The exercise: Could you copy every line from the material below in which "JSON" appears?

* * * * * * *

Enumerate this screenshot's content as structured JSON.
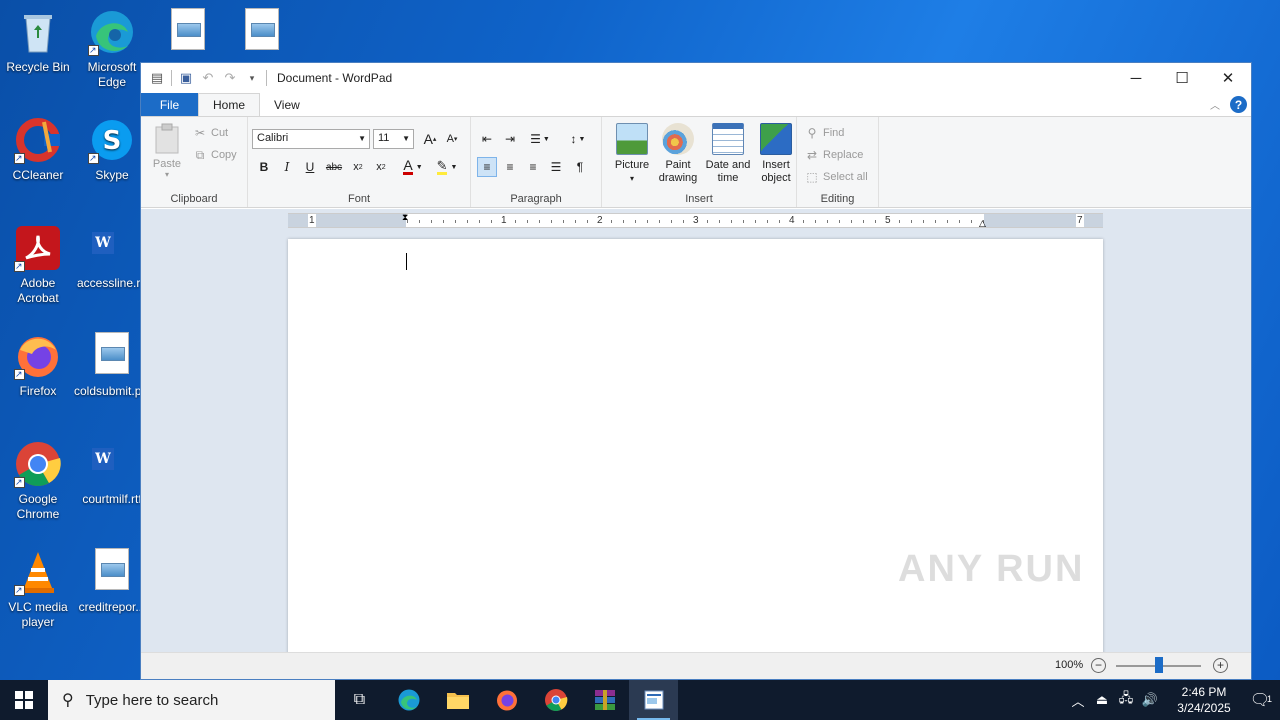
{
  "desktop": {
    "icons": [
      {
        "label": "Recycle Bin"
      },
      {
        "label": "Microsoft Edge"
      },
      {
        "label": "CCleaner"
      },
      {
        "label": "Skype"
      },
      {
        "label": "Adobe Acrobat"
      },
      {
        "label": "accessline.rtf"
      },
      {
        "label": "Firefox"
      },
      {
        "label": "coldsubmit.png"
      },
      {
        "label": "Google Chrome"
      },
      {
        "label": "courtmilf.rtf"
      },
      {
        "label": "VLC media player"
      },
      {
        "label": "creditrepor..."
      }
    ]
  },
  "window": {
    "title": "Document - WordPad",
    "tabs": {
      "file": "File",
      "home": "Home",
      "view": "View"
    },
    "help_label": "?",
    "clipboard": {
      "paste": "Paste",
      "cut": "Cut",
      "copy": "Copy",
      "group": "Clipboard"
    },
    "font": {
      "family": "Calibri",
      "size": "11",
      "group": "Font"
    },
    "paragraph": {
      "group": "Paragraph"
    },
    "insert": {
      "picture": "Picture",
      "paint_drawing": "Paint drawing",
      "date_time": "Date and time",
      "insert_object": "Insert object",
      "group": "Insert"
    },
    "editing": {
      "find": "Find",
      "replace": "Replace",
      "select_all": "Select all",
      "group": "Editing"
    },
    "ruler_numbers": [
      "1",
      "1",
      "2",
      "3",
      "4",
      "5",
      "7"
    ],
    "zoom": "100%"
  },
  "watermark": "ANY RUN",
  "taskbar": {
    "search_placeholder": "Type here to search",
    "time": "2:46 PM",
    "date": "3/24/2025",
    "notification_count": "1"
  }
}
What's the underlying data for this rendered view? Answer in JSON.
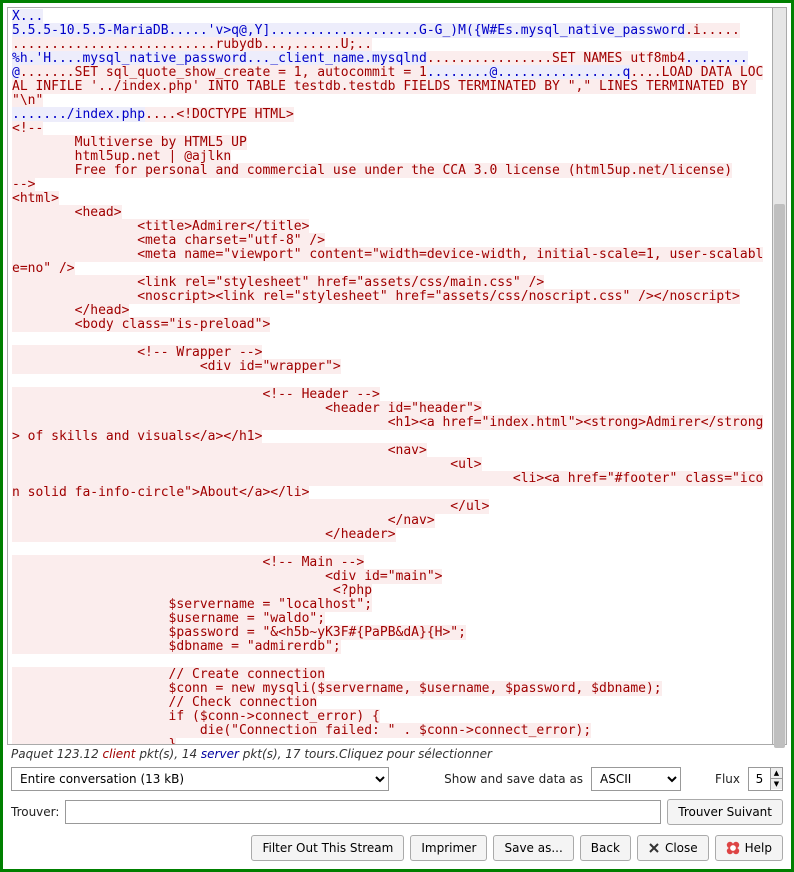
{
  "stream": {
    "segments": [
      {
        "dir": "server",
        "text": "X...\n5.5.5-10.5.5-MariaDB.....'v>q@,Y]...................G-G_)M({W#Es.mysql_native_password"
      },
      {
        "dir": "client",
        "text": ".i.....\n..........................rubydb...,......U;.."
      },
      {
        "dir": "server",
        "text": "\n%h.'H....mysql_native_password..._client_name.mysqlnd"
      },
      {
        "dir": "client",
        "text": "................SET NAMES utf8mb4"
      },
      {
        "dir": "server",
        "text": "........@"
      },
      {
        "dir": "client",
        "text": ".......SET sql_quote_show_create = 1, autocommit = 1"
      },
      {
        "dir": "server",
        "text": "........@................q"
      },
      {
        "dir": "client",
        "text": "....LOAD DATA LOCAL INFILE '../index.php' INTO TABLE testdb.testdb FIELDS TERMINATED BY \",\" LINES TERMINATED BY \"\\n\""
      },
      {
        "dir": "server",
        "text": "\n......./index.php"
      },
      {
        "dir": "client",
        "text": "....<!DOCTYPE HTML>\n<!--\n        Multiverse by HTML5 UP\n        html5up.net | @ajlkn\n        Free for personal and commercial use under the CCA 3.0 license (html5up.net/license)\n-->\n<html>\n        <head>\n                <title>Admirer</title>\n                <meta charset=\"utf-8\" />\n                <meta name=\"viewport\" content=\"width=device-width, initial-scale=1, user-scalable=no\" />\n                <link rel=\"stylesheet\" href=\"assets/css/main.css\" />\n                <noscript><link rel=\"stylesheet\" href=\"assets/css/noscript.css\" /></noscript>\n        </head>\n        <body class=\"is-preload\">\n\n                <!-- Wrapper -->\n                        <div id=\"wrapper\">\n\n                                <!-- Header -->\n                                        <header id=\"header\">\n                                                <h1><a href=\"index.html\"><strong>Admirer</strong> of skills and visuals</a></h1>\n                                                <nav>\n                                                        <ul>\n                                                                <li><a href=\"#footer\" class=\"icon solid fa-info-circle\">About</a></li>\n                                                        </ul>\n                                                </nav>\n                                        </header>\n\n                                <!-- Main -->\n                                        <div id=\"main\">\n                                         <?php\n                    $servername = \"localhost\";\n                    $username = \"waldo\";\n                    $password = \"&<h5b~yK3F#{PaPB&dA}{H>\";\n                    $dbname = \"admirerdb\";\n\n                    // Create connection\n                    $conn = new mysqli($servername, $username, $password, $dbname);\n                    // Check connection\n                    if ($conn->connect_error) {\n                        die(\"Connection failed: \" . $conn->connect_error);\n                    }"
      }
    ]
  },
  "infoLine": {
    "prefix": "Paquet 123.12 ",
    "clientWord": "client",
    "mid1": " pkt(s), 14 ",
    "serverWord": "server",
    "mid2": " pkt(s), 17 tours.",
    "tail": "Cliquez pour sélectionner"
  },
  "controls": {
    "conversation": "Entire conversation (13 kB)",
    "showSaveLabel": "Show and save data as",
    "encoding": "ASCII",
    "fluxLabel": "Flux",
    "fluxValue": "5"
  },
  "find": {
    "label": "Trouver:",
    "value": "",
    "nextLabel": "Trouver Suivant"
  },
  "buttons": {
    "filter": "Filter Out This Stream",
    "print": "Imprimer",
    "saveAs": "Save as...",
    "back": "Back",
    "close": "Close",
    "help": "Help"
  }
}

* * * * * * *

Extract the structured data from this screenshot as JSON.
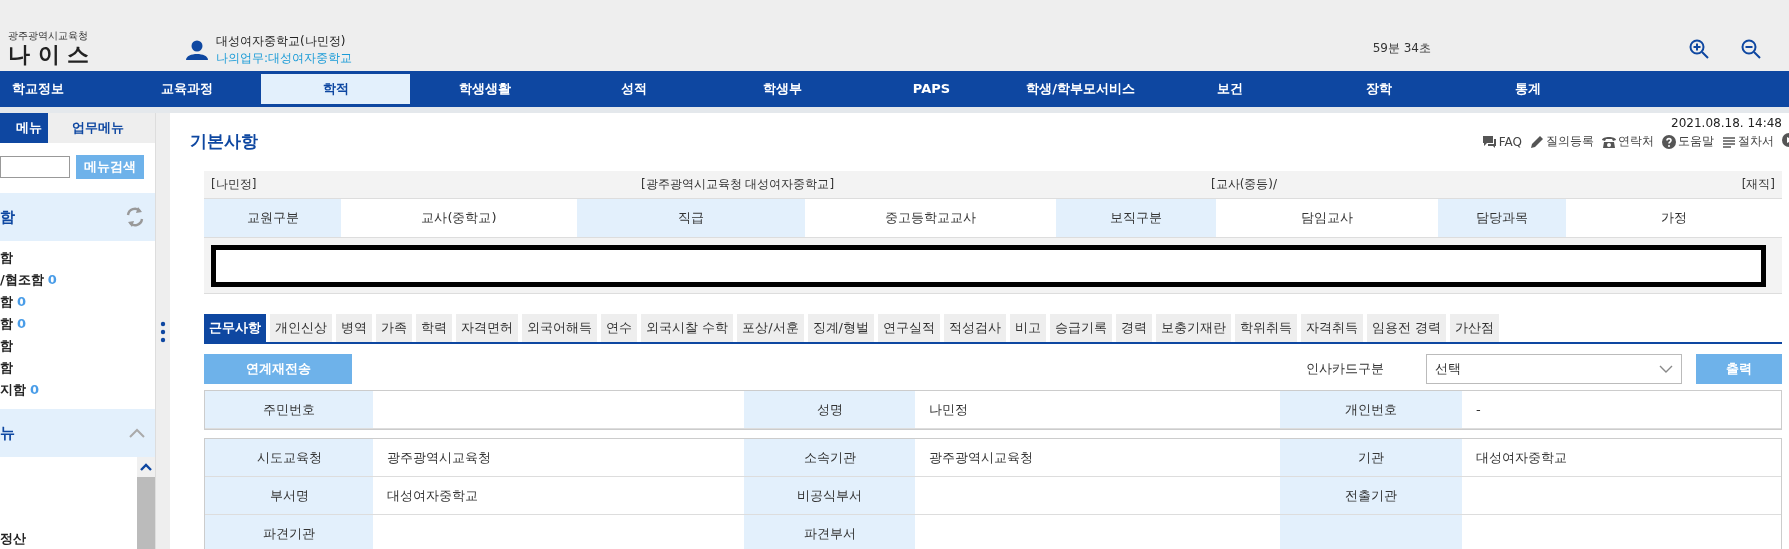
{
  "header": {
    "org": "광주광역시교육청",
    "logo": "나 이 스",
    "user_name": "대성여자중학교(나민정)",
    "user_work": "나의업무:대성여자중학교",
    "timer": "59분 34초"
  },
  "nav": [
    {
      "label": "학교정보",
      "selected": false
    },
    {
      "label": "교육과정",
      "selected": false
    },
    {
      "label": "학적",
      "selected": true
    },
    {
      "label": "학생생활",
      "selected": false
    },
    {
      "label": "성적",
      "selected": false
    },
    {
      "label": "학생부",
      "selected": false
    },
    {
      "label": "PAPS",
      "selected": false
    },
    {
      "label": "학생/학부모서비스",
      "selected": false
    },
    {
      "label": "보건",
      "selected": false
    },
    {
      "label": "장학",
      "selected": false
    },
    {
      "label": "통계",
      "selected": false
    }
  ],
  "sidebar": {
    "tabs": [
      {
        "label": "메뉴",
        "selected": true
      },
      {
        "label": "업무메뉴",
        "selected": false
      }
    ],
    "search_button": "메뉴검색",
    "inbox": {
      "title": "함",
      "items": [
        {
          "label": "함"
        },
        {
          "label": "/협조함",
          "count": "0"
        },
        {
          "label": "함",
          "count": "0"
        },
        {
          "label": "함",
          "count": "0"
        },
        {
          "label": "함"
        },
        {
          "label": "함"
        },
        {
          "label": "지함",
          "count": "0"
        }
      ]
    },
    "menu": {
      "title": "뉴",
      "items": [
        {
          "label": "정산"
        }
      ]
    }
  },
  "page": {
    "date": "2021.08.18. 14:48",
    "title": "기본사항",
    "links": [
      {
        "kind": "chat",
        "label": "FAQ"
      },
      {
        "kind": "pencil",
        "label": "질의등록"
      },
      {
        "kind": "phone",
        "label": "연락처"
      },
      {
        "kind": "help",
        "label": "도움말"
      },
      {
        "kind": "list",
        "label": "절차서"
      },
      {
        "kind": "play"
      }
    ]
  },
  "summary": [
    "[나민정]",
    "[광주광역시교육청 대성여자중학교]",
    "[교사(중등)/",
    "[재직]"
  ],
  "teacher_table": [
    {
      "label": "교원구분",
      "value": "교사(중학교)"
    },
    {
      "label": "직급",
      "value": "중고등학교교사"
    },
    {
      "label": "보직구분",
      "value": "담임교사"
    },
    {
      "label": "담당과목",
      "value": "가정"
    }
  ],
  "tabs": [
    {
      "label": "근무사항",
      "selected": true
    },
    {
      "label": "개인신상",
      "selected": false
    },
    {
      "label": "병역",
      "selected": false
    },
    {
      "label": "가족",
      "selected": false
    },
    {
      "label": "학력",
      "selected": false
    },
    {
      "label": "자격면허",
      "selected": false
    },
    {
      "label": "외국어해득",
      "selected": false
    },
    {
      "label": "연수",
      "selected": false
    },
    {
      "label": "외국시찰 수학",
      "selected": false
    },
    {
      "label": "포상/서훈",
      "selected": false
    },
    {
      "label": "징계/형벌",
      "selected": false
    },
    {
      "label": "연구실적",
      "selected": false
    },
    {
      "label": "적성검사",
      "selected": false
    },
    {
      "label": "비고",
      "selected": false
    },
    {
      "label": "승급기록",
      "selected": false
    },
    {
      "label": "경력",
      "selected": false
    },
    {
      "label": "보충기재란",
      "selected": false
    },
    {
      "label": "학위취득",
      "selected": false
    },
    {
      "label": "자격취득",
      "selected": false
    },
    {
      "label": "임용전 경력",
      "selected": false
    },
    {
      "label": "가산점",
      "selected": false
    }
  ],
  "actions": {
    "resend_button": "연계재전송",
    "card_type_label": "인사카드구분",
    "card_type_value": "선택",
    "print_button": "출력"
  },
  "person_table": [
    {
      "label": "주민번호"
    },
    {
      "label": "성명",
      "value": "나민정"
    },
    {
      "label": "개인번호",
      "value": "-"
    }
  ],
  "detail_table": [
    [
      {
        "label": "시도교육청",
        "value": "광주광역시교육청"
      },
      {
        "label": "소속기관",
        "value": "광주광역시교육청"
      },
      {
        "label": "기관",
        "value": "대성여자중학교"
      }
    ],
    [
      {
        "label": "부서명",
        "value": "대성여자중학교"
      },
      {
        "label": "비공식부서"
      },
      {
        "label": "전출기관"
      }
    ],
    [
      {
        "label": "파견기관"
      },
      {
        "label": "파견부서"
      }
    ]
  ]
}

* * * * * * *

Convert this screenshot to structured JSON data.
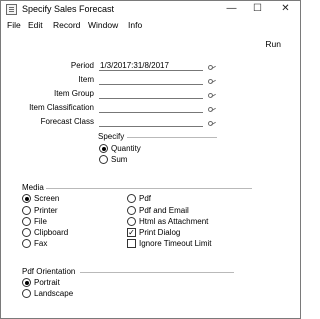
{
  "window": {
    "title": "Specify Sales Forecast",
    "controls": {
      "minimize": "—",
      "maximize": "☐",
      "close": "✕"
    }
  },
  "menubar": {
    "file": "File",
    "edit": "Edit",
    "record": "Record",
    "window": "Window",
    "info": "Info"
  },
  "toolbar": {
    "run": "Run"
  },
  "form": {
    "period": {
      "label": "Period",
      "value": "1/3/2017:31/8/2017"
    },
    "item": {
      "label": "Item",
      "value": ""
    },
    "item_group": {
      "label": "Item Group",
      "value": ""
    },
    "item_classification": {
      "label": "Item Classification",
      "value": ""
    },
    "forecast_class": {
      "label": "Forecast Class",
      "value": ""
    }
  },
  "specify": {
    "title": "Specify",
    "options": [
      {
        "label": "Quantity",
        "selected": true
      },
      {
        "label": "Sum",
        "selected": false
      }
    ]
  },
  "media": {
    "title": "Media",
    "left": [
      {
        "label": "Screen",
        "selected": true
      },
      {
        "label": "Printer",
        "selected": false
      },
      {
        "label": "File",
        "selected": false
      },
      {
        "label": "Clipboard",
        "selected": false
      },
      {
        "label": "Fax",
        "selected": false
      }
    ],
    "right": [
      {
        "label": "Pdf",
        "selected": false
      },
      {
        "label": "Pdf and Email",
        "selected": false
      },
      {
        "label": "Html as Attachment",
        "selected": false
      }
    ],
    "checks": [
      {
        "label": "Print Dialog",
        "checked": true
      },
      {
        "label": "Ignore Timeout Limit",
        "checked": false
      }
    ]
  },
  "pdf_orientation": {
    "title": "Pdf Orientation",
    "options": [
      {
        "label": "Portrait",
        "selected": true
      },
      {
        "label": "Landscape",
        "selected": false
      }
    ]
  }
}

* * * * * * *

Response to the exercise:
Enumerate this screenshot's content as structured JSON.
What's the underlying data for this rendered view? Answer in JSON.
Extract the structured data from this screenshot as JSON.
Convert this screenshot to structured JSON data.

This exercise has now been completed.